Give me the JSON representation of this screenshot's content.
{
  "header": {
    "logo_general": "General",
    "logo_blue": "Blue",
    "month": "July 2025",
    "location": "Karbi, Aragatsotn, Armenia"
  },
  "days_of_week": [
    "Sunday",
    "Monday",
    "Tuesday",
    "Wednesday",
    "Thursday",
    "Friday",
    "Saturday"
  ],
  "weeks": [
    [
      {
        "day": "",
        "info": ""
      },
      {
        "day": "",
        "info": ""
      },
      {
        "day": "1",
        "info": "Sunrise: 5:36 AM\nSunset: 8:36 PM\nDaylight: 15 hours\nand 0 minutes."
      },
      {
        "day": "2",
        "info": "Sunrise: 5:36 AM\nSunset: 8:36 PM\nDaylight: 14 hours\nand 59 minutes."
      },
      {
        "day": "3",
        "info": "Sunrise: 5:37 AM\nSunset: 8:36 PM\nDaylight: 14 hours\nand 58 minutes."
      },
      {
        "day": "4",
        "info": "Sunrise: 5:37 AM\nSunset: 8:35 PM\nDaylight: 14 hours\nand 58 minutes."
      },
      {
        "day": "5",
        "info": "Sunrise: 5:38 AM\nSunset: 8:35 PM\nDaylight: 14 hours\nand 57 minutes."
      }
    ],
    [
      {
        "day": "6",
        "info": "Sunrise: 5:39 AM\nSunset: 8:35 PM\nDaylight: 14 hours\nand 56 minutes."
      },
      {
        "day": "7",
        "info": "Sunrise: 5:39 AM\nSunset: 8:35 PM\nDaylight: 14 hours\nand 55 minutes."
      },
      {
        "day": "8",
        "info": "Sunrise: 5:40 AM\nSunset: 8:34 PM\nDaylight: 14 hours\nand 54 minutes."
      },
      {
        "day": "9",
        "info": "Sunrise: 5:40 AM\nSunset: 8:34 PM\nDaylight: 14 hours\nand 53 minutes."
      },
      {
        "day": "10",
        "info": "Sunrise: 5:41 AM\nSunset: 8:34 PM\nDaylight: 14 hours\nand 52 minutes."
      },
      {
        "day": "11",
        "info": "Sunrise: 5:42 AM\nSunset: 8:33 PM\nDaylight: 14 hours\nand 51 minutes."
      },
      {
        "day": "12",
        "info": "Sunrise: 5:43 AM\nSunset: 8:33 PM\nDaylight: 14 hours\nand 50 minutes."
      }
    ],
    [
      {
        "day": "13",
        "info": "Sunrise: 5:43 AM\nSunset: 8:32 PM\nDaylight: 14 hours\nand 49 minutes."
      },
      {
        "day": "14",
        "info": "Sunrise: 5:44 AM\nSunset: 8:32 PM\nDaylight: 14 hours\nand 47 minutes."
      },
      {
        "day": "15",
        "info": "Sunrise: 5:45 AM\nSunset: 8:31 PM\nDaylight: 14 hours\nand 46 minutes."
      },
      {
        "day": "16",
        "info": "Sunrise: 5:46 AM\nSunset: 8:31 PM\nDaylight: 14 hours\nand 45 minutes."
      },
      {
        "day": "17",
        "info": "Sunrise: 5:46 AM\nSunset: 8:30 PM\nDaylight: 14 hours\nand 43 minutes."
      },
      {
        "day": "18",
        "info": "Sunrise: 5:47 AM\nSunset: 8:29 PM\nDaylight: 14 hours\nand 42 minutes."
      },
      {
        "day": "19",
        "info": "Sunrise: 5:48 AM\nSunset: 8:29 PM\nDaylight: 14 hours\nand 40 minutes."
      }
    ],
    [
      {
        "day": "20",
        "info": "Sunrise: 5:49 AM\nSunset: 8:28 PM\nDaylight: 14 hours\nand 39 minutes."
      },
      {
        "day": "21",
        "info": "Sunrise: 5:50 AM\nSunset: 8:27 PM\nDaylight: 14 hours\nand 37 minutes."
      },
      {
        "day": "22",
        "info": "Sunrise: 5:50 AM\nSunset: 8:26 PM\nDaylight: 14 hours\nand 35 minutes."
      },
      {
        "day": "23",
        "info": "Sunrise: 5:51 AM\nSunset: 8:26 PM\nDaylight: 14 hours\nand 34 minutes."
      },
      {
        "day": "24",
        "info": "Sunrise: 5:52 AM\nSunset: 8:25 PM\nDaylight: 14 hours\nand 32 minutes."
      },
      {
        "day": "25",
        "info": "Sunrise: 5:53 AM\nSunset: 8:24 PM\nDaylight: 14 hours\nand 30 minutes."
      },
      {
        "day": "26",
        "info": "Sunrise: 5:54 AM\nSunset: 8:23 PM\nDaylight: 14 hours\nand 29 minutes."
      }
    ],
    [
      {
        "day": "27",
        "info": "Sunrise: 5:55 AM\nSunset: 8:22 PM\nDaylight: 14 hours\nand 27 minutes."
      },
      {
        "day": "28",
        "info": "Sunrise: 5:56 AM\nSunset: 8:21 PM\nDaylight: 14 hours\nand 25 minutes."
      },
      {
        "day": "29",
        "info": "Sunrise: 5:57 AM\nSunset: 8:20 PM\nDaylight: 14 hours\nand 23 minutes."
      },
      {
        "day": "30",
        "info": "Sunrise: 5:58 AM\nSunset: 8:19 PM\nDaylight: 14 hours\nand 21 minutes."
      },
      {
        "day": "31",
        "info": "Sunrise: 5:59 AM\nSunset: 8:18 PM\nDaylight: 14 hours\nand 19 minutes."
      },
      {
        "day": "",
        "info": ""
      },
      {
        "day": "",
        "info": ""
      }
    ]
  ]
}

=-=-=-=-=

What you have to do:
Quote the entire listing above exactly.

Expected answer:
Give me the JSON representation of this screenshot's content.
{
  "header": {
    "logo_general": "General",
    "logo_blue": "Blue",
    "month": "July 2025",
    "location": "Karbi, Aragatsotn, Armenia"
  },
  "days_of_week": [
    "Sunday",
    "Monday",
    "Tuesday",
    "Wednesday",
    "Thursday",
    "Friday",
    "Saturday"
  ],
  "weeks": [
    [
      {
        "day": "",
        "info": ""
      },
      {
        "day": "",
        "info": ""
      },
      {
        "day": "1",
        "info": "Sunrise: 5:36 AM\nSunset: 8:36 PM\nDaylight: 15 hours\nand 0 minutes."
      },
      {
        "day": "2",
        "info": "Sunrise: 5:36 AM\nSunset: 8:36 PM\nDaylight: 14 hours\nand 59 minutes."
      },
      {
        "day": "3",
        "info": "Sunrise: 5:37 AM\nSunset: 8:36 PM\nDaylight: 14 hours\nand 58 minutes."
      },
      {
        "day": "4",
        "info": "Sunrise: 5:37 AM\nSunset: 8:35 PM\nDaylight: 14 hours\nand 58 minutes."
      },
      {
        "day": "5",
        "info": "Sunrise: 5:38 AM\nSunset: 8:35 PM\nDaylight: 14 hours\nand 57 minutes."
      }
    ],
    [
      {
        "day": "6",
        "info": "Sunrise: 5:39 AM\nSunset: 8:35 PM\nDaylight: 14 hours\nand 56 minutes."
      },
      {
        "day": "7",
        "info": "Sunrise: 5:39 AM\nSunset: 8:35 PM\nDaylight: 14 hours\nand 55 minutes."
      },
      {
        "day": "8",
        "info": "Sunrise: 5:40 AM\nSunset: 8:34 PM\nDaylight: 14 hours\nand 54 minutes."
      },
      {
        "day": "9",
        "info": "Sunrise: 5:40 AM\nSunset: 8:34 PM\nDaylight: 14 hours\nand 53 minutes."
      },
      {
        "day": "10",
        "info": "Sunrise: 5:41 AM\nSunset: 8:34 PM\nDaylight: 14 hours\nand 52 minutes."
      },
      {
        "day": "11",
        "info": "Sunrise: 5:42 AM\nSunset: 8:33 PM\nDaylight: 14 hours\nand 51 minutes."
      },
      {
        "day": "12",
        "info": "Sunrise: 5:43 AM\nSunset: 8:33 PM\nDaylight: 14 hours\nand 50 minutes."
      }
    ],
    [
      {
        "day": "13",
        "info": "Sunrise: 5:43 AM\nSunset: 8:32 PM\nDaylight: 14 hours\nand 49 minutes."
      },
      {
        "day": "14",
        "info": "Sunrise: 5:44 AM\nSunset: 8:32 PM\nDaylight: 14 hours\nand 47 minutes."
      },
      {
        "day": "15",
        "info": "Sunrise: 5:45 AM\nSunset: 8:31 PM\nDaylight: 14 hours\nand 46 minutes."
      },
      {
        "day": "16",
        "info": "Sunrise: 5:46 AM\nSunset: 8:31 PM\nDaylight: 14 hours\nand 45 minutes."
      },
      {
        "day": "17",
        "info": "Sunrise: 5:46 AM\nSunset: 8:30 PM\nDaylight: 14 hours\nand 43 minutes."
      },
      {
        "day": "18",
        "info": "Sunrise: 5:47 AM\nSunset: 8:29 PM\nDaylight: 14 hours\nand 42 minutes."
      },
      {
        "day": "19",
        "info": "Sunrise: 5:48 AM\nSunset: 8:29 PM\nDaylight: 14 hours\nand 40 minutes."
      }
    ],
    [
      {
        "day": "20",
        "info": "Sunrise: 5:49 AM\nSunset: 8:28 PM\nDaylight: 14 hours\nand 39 minutes."
      },
      {
        "day": "21",
        "info": "Sunrise: 5:50 AM\nSunset: 8:27 PM\nDaylight: 14 hours\nand 37 minutes."
      },
      {
        "day": "22",
        "info": "Sunrise: 5:50 AM\nSunset: 8:26 PM\nDaylight: 14 hours\nand 35 minutes."
      },
      {
        "day": "23",
        "info": "Sunrise: 5:51 AM\nSunset: 8:26 PM\nDaylight: 14 hours\nand 34 minutes."
      },
      {
        "day": "24",
        "info": "Sunrise: 5:52 AM\nSunset: 8:25 PM\nDaylight: 14 hours\nand 32 minutes."
      },
      {
        "day": "25",
        "info": "Sunrise: 5:53 AM\nSunset: 8:24 PM\nDaylight: 14 hours\nand 30 minutes."
      },
      {
        "day": "26",
        "info": "Sunrise: 5:54 AM\nSunset: 8:23 PM\nDaylight: 14 hours\nand 29 minutes."
      }
    ],
    [
      {
        "day": "27",
        "info": "Sunrise: 5:55 AM\nSunset: 8:22 PM\nDaylight: 14 hours\nand 27 minutes."
      },
      {
        "day": "28",
        "info": "Sunrise: 5:56 AM\nSunset: 8:21 PM\nDaylight: 14 hours\nand 25 minutes."
      },
      {
        "day": "29",
        "info": "Sunrise: 5:57 AM\nSunset: 8:20 PM\nDaylight: 14 hours\nand 23 minutes."
      },
      {
        "day": "30",
        "info": "Sunrise: 5:58 AM\nSunset: 8:19 PM\nDaylight: 14 hours\nand 21 minutes."
      },
      {
        "day": "31",
        "info": "Sunrise: 5:59 AM\nSunset: 8:18 PM\nDaylight: 14 hours\nand 19 minutes."
      },
      {
        "day": "",
        "info": ""
      },
      {
        "day": "",
        "info": ""
      }
    ]
  ]
}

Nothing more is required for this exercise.